= ZU ERLEDIGEN =
Gib den Abschnitt, der mit der ersten Zeile beginnt und mit der Zeile endet, die "qo-layers-drop[interactable]: Show and" enthält, wortgetreu wieder.

Räumliche Layoutdaten:

§ §

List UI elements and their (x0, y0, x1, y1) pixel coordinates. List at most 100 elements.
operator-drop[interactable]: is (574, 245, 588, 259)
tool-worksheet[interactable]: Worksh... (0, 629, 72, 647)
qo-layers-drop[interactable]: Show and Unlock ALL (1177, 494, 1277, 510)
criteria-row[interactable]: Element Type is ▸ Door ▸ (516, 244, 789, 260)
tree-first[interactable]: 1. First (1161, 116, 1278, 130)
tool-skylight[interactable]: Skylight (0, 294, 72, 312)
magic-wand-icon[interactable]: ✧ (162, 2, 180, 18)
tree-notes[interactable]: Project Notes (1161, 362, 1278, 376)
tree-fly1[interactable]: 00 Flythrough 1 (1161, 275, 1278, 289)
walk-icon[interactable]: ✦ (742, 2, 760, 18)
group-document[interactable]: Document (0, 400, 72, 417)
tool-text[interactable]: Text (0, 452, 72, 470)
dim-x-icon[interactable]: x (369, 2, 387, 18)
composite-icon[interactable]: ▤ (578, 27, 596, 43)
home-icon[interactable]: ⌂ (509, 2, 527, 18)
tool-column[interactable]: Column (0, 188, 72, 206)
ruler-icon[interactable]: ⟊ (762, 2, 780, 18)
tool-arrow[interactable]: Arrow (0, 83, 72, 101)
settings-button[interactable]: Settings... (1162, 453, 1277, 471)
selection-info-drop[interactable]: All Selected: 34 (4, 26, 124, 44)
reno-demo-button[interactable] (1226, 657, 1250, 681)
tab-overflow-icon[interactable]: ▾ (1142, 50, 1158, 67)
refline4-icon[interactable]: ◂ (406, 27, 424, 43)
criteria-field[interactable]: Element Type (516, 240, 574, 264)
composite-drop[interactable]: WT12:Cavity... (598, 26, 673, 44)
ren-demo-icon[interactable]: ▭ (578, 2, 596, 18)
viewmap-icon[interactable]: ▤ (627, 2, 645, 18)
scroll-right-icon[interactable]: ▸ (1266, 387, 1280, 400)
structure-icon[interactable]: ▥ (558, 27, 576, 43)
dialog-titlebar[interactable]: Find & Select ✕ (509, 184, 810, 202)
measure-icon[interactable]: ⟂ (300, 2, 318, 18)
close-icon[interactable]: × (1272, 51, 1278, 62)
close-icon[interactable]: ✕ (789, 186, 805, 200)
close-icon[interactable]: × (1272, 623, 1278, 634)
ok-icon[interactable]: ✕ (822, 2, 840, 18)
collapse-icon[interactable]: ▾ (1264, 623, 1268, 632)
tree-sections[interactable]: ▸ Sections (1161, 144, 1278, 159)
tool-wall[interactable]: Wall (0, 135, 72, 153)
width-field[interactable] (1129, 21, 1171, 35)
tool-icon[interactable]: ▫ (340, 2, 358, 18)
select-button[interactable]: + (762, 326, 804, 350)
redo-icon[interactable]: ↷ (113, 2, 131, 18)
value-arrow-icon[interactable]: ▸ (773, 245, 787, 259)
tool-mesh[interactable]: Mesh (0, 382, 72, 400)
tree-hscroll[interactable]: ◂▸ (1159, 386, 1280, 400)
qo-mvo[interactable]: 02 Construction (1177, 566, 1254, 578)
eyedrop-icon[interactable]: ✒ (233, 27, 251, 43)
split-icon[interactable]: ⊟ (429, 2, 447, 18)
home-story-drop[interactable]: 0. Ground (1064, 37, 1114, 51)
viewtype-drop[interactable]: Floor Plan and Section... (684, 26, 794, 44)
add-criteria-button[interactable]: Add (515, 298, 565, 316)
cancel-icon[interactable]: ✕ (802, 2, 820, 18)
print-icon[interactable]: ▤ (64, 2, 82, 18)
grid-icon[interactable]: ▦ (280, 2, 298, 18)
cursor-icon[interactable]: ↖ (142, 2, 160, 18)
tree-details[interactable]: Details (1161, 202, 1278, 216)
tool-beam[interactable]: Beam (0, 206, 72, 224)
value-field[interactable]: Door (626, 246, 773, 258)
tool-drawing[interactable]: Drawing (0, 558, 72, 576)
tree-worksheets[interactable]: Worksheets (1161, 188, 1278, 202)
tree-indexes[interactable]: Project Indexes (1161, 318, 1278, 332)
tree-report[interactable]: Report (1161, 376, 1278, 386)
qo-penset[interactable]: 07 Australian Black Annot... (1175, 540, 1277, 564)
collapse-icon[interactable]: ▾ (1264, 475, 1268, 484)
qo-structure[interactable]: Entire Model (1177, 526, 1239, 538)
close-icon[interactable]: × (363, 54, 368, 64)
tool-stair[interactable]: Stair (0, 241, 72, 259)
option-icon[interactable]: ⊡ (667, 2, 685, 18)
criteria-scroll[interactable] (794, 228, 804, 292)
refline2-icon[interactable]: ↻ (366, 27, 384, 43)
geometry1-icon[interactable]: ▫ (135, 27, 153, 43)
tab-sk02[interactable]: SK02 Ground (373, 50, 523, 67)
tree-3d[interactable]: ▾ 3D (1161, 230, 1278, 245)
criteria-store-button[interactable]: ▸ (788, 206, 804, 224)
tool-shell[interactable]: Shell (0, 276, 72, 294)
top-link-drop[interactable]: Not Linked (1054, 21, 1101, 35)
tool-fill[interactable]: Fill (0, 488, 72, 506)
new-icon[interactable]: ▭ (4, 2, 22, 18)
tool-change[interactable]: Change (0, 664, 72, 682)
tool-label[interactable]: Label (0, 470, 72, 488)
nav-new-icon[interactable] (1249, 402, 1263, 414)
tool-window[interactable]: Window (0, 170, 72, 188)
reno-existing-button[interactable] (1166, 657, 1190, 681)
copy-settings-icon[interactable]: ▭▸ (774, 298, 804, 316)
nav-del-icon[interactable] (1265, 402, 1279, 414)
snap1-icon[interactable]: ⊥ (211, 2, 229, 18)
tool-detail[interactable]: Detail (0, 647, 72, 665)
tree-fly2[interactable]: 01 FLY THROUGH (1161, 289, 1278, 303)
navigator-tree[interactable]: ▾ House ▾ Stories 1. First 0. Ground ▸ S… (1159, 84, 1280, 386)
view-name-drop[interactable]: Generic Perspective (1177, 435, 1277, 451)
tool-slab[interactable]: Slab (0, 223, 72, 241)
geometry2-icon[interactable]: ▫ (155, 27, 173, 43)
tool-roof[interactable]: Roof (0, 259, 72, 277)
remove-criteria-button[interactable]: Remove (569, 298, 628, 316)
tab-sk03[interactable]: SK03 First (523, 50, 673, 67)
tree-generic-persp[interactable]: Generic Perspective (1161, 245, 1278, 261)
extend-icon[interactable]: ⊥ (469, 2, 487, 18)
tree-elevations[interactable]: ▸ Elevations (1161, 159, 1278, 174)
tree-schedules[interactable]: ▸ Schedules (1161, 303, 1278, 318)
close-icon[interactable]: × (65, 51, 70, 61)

§ §

= LÖSUNG =
List UI elements and their (x0, y0, x1, y1) pixel coordinates. List at most 100 elements.
operator-drop[interactable]: is (574, 245, 588, 259)
tool-worksheet[interactable]: Worksh... (0, 629, 72, 647)
qo-layers-drop[interactable]: Show and Unlock ALL (1177, 494, 1277, 510)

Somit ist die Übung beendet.